• [Problem statement]:
Reproduce the full listing that appears beneath this instruction exactly.

• [Records provided]:
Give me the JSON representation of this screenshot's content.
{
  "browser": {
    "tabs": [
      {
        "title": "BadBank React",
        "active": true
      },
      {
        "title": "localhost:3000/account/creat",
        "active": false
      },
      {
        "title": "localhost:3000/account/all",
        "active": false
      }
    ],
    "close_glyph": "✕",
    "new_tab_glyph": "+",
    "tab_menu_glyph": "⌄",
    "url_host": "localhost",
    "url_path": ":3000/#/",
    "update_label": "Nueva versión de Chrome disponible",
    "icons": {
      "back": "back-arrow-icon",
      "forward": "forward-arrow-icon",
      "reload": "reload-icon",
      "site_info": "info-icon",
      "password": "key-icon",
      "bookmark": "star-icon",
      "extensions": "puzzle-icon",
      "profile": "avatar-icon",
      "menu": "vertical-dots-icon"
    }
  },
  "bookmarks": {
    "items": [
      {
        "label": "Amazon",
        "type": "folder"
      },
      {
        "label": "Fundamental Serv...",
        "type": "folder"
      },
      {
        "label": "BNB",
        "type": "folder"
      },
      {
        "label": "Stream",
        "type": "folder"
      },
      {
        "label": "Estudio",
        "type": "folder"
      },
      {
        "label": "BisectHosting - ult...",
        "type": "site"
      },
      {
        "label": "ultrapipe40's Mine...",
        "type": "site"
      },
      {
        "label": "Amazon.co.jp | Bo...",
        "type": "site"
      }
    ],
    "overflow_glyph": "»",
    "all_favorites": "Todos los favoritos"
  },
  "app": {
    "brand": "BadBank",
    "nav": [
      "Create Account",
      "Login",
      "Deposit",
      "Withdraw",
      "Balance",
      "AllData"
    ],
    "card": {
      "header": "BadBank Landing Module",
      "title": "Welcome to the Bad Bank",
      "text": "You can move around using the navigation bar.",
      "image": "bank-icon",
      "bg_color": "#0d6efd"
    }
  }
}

• [Task result]:
Give me the JSON representation of this screenshot's content.
{
  "browser": {
    "tabs": [
      {
        "title": "BadBank React",
        "active": true
      },
      {
        "title": "localhost:3000/account/creat",
        "active": false
      },
      {
        "title": "localhost:3000/account/all",
        "active": false
      }
    ],
    "close_glyph": "✕",
    "new_tab_glyph": "+",
    "tab_menu_glyph": "⌄",
    "url_host": "localhost",
    "url_path": ":3000/#/",
    "update_label": "Nueva versión de Chrome disponible",
    "icons": {
      "back": "back-arrow-icon",
      "forward": "forward-arrow-icon",
      "reload": "reload-icon",
      "site_info": "info-icon",
      "password": "key-icon",
      "bookmark": "star-icon",
      "extensions": "puzzle-icon",
      "profile": "avatar-icon",
      "menu": "vertical-dots-icon"
    }
  },
  "bookmarks": {
    "items": [
      {
        "label": "Amazon",
        "type": "folder"
      },
      {
        "label": "Fundamental Serv...",
        "type": "folder"
      },
      {
        "label": "BNB",
        "type": "folder"
      },
      {
        "label": "Stream",
        "type": "folder"
      },
      {
        "label": "Estudio",
        "type": "folder"
      },
      {
        "label": "BisectHosting - ult...",
        "type": "site"
      },
      {
        "label": "ultrapipe40's Mine...",
        "type": "site"
      },
      {
        "label": "Amazon.co.jp | Bo...",
        "type": "site"
      }
    ],
    "overflow_glyph": "»",
    "all_favorites": "Todos los favoritos"
  },
  "app": {
    "brand": "BadBank",
    "nav": [
      "Create Account",
      "Login",
      "Deposit",
      "Withdraw",
      "Balance",
      "AllData"
    ],
    "card": {
      "header": "BadBank Landing Module",
      "title": "Welcome to the Bad Bank",
      "text": "You can move around using the navigation bar.",
      "image": "bank-icon",
      "bg_color": "#0d6efd"
    }
  }
}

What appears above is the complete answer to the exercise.